## The request
In the copy, include every entry exactly but none of the pictures.

(Stored entries)

• • • • • • •

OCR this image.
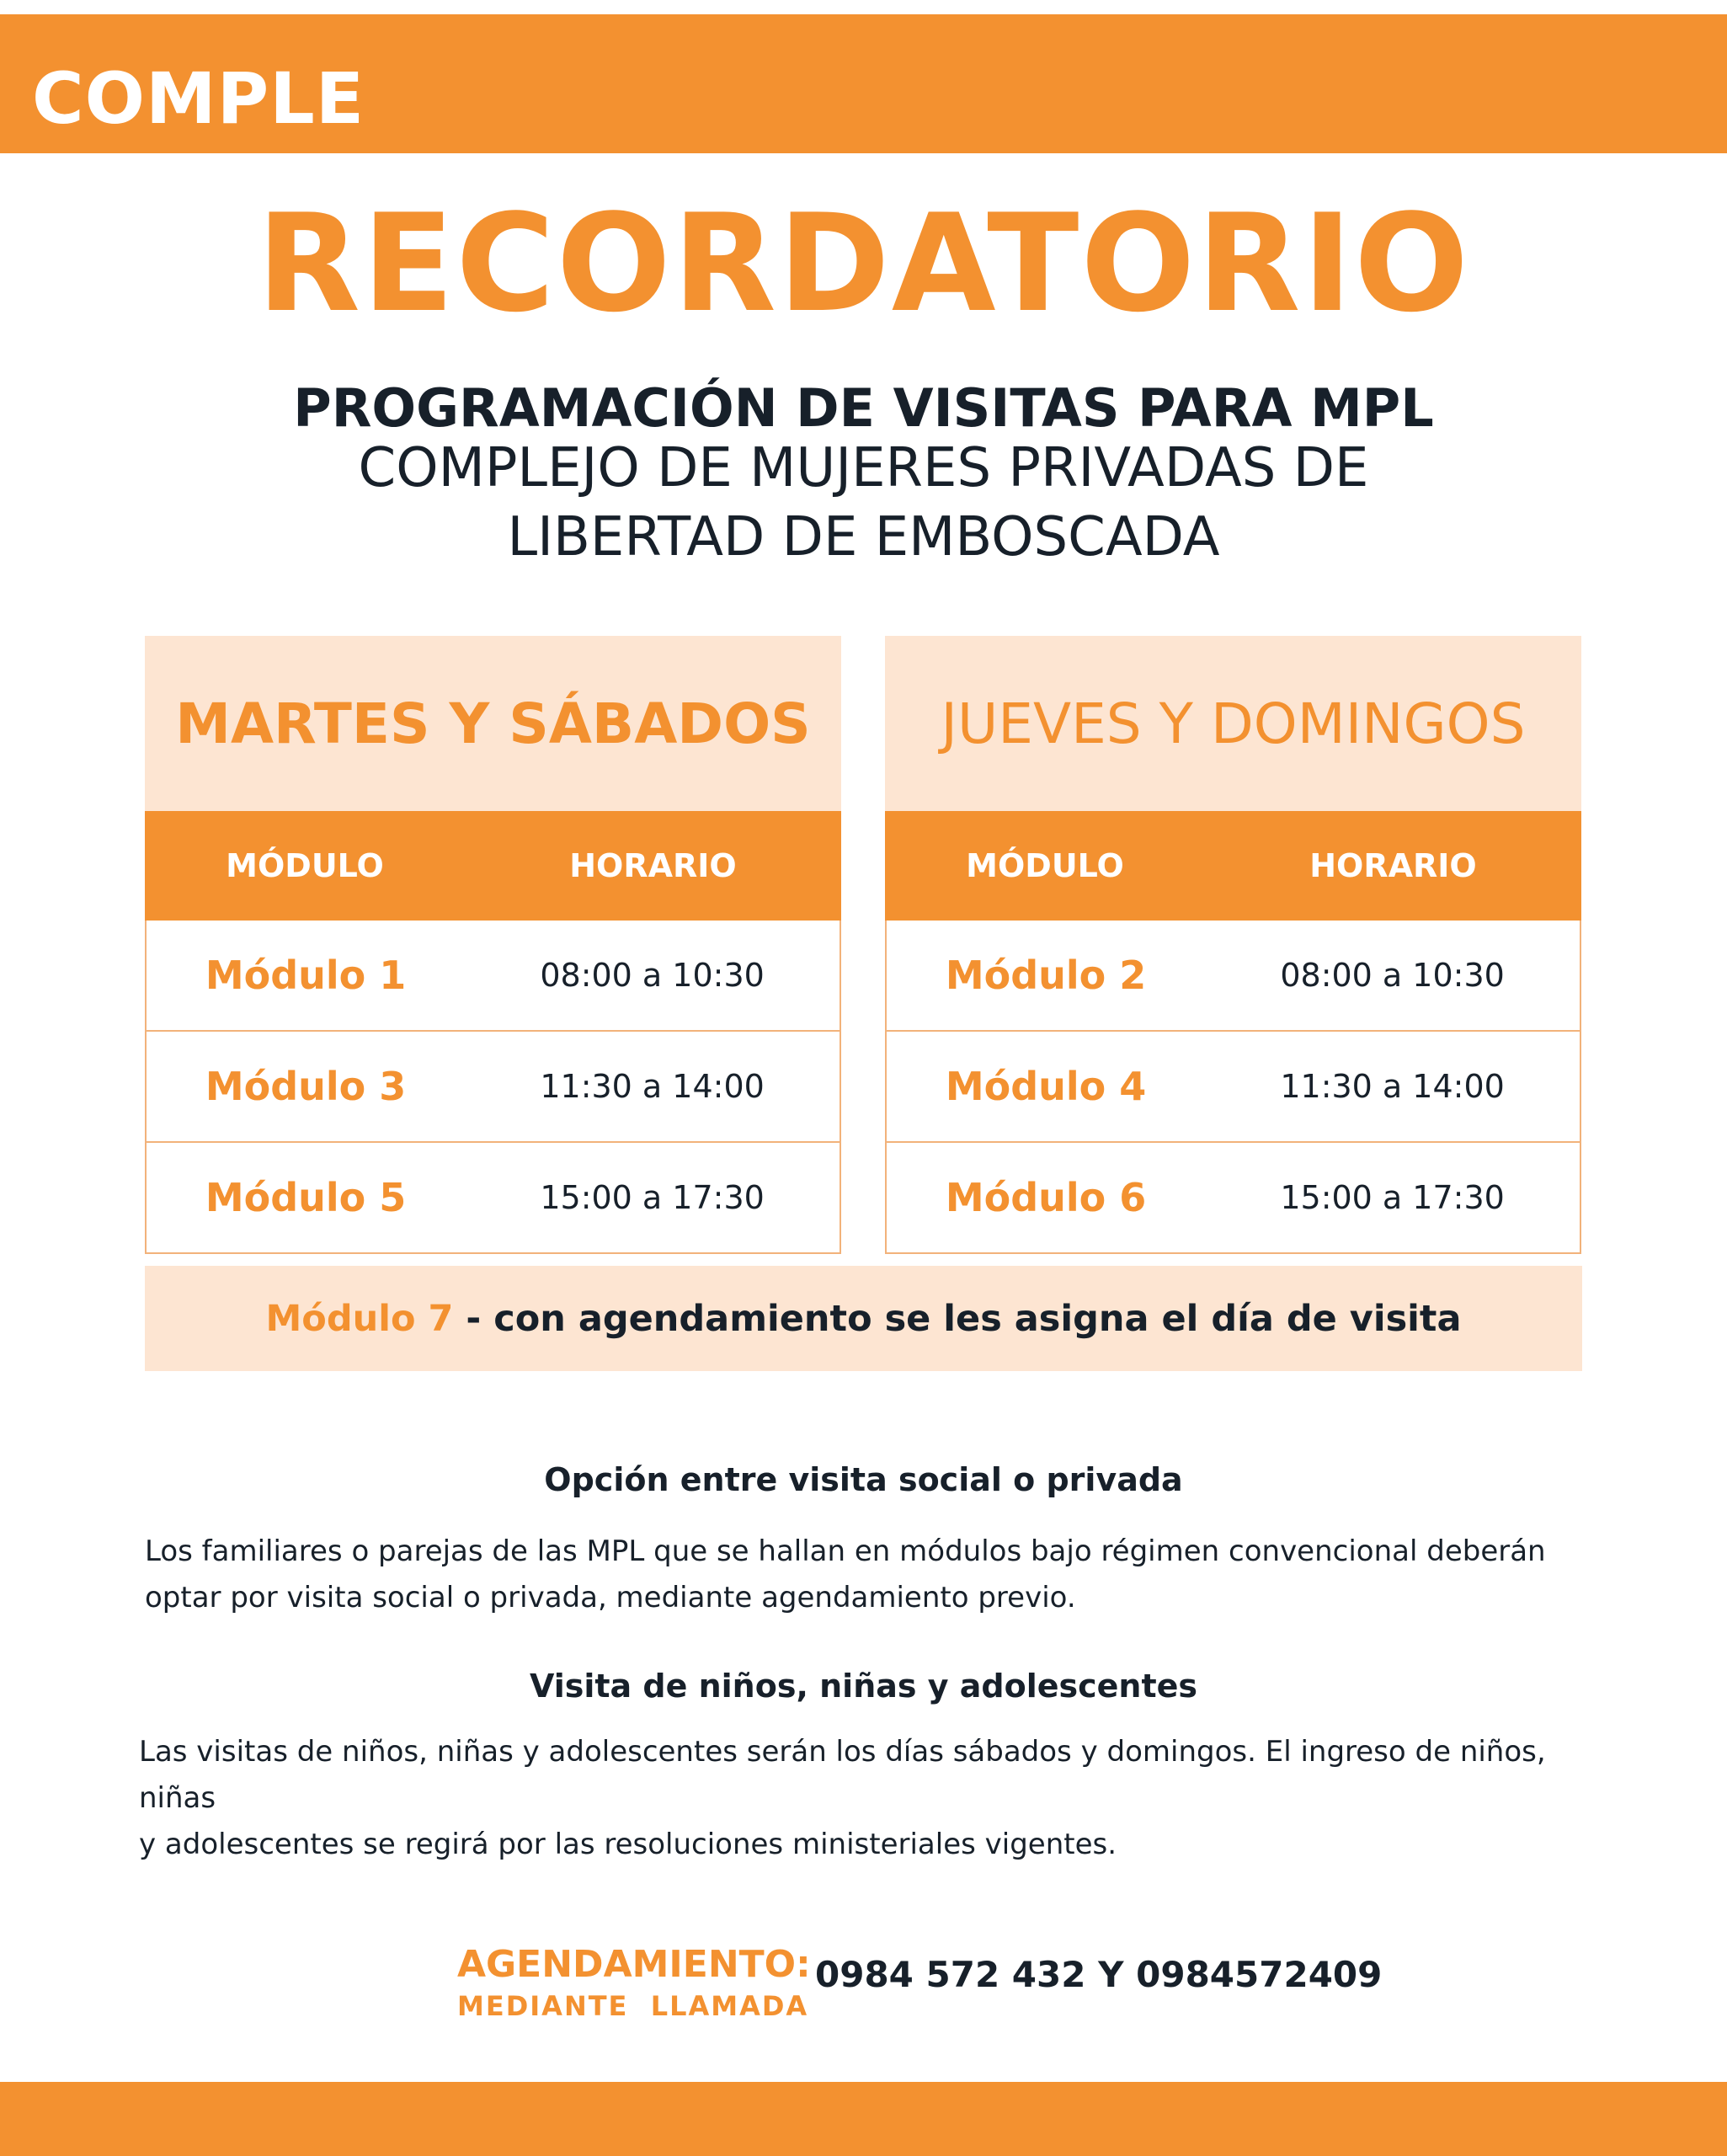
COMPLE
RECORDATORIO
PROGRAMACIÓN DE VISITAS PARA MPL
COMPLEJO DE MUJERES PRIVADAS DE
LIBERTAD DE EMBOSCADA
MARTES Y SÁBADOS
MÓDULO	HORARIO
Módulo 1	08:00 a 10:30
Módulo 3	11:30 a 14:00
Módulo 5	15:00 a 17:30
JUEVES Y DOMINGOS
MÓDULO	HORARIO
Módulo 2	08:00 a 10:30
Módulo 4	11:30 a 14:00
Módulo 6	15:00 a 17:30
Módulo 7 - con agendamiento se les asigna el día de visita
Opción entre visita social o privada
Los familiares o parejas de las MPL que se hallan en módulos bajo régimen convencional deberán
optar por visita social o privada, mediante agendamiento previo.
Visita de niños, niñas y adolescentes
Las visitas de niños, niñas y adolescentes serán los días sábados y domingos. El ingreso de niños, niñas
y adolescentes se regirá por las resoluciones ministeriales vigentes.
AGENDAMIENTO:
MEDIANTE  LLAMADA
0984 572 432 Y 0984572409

• • • • • • •

## The output
OCR this image.
COMPLE
RECORDATORIO
PROGRAMACIÓN DE VISITAS PARA MPL
COMPLEJO DE MUJERES PRIVADAS DE
LIBERTAD DE EMBOSCADA
MARTES Y SÁBADOS
MÓDULO	HORARIO
Módulo 1	08:00 a 10:30
Módulo 3	11:30 a 14:00
Módulo 5	15:00 a 17:30
JUEVES Y DOMINGOS
MÓDULO	HORARIO
Módulo 2	08:00 a 10:30
Módulo 4	11:30 a 14:00
Módulo 6	15:00 a 17:30
Módulo 7 - con agendamiento se les asigna el día de visita
Opción entre visita social o privada
Los familiares o parejas de las MPL que se hallan en módulos bajo régimen convencional deberán
optar por visita social o privada, mediante agendamiento previo.
Visita de niños, niñas y adolescentes
Las visitas de niños, niñas y adolescentes serán los días sábados y domingos. El ingreso de niños, niñas
y adolescentes se regirá por las resoluciones ministeriales vigentes.
AGENDAMIENTO:
MEDIANTE  LLAMADA
0984 572 432 Y 0984572409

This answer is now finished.